◆ **Task directions**
Skip every picture and transcribe the remaining material exactly.

◆ **Exercise inputs**

※

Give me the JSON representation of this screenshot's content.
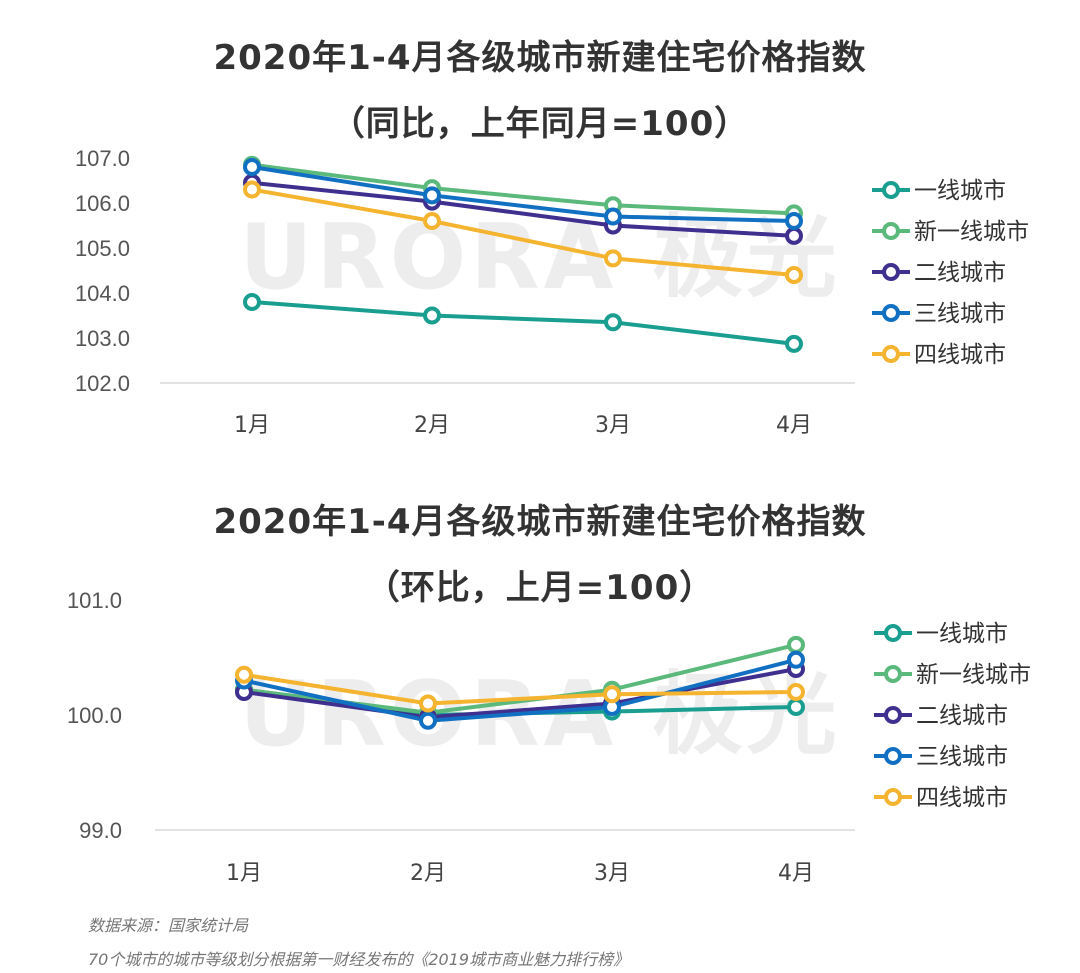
{
  "charts": [
    {
      "title_line1": "2020年1-4月各级城市新建住宅价格指数",
      "title_line2": "（同比，上年同月=100）"
    },
    {
      "title_line1": "2020年1-4月各级城市新建住宅价格指数",
      "title_line2": "（环比，上月=100）"
    }
  ],
  "watermark": "URORA 极光",
  "footer": {
    "source": "数据来源：国家统计局",
    "note": "70个城市的城市等级划分根据第一财经发布的《2019城市商业魅力排行榜》"
  },
  "colors": {
    "一线城市": "#1a9e8f",
    "新一线城市": "#5cb97c",
    "二线城市": "#3f2f8f",
    "三线城市": "#1270c2",
    "四线城市": "#f5b430"
  },
  "chart_data": [
    {
      "type": "line",
      "title": "2020年1-4月各级城市新建住宅价格指数（同比，上年同月=100）",
      "categories": [
        "1月",
        "2月",
        "3月",
        "4月"
      ],
      "ylim": [
        102.0,
        107.0
      ],
      "yticks": [
        "102.0",
        "103.0",
        "104.0",
        "105.0",
        "106.0",
        "107.0"
      ],
      "legend_position": "right",
      "series": [
        {
          "name": "一线城市",
          "values": [
            103.8,
            103.5,
            103.35,
            102.87
          ]
        },
        {
          "name": "新一线城市",
          "values": [
            106.85,
            106.33,
            105.95,
            105.77
          ]
        },
        {
          "name": "二线城市",
          "values": [
            106.45,
            106.03,
            105.5,
            105.27
          ]
        },
        {
          "name": "三线城市",
          "values": [
            106.8,
            106.17,
            105.7,
            105.6
          ]
        },
        {
          "name": "四线城市",
          "values": [
            106.3,
            105.6,
            104.77,
            104.4
          ]
        }
      ]
    },
    {
      "type": "line",
      "title": "2020年1-4月各级城市新建住宅价格指数（环比，上月=100）",
      "categories": [
        "1月",
        "2月",
        "3月",
        "4月"
      ],
      "ylim": [
        99.0,
        101.0
      ],
      "yticks": [
        "99.0",
        "100.0",
        "101.0"
      ],
      "legend_position": "right",
      "series": [
        {
          "name": "一线城市",
          "values": [
            100.22,
            100.0,
            100.03,
            100.07
          ]
        },
        {
          "name": "新一线城市",
          "values": [
            100.22,
            100.02,
            100.22,
            100.61
          ]
        },
        {
          "name": "二线城市",
          "values": [
            100.2,
            99.98,
            100.1,
            100.4
          ]
        },
        {
          "name": "三线城市",
          "values": [
            100.3,
            99.95,
            100.07,
            100.48
          ]
        },
        {
          "name": "四线城市",
          "values": [
            100.35,
            100.1,
            100.18,
            100.2
          ]
        }
      ]
    }
  ]
}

※

◆ **Reply**
Give me the JSON representation of this screenshot's content.
{
  "charts": [
    {
      "title_line1": "2020年1-4月各级城市新建住宅价格指数",
      "title_line2": "（同比，上年同月=100）"
    },
    {
      "title_line1": "2020年1-4月各级城市新建住宅价格指数",
      "title_line2": "（环比，上月=100）"
    }
  ],
  "watermark": "URORA 极光",
  "footer": {
    "source": "数据来源：国家统计局",
    "note": "70个城市的城市等级划分根据第一财经发布的《2019城市商业魅力排行榜》"
  },
  "colors": {
    "一线城市": "#1a9e8f",
    "新一线城市": "#5cb97c",
    "二线城市": "#3f2f8f",
    "三线城市": "#1270c2",
    "四线城市": "#f5b430"
  },
  "chart_data": [
    {
      "type": "line",
      "title": "2020年1-4月各级城市新建住宅价格指数（同比，上年同月=100）",
      "categories": [
        "1月",
        "2月",
        "3月",
        "4月"
      ],
      "ylim": [
        102.0,
        107.0
      ],
      "yticks": [
        "102.0",
        "103.0",
        "104.0",
        "105.0",
        "106.0",
        "107.0"
      ],
      "legend_position": "right",
      "series": [
        {
          "name": "一线城市",
          "values": [
            103.8,
            103.5,
            103.35,
            102.87
          ]
        },
        {
          "name": "新一线城市",
          "values": [
            106.85,
            106.33,
            105.95,
            105.77
          ]
        },
        {
          "name": "二线城市",
          "values": [
            106.45,
            106.03,
            105.5,
            105.27
          ]
        },
        {
          "name": "三线城市",
          "values": [
            106.8,
            106.17,
            105.7,
            105.6
          ]
        },
        {
          "name": "四线城市",
          "values": [
            106.3,
            105.6,
            104.77,
            104.4
          ]
        }
      ]
    },
    {
      "type": "line",
      "title": "2020年1-4月各级城市新建住宅价格指数（环比，上月=100）",
      "categories": [
        "1月",
        "2月",
        "3月",
        "4月"
      ],
      "ylim": [
        99.0,
        101.0
      ],
      "yticks": [
        "99.0",
        "100.0",
        "101.0"
      ],
      "legend_position": "right",
      "series": [
        {
          "name": "一线城市",
          "values": [
            100.22,
            100.0,
            100.03,
            100.07
          ]
        },
        {
          "name": "新一线城市",
          "values": [
            100.22,
            100.02,
            100.22,
            100.61
          ]
        },
        {
          "name": "二线城市",
          "values": [
            100.2,
            99.98,
            100.1,
            100.4
          ]
        },
        {
          "name": "三线城市",
          "values": [
            100.3,
            99.95,
            100.07,
            100.48
          ]
        },
        {
          "name": "四线城市",
          "values": [
            100.35,
            100.1,
            100.18,
            100.2
          ]
        }
      ]
    }
  ]
}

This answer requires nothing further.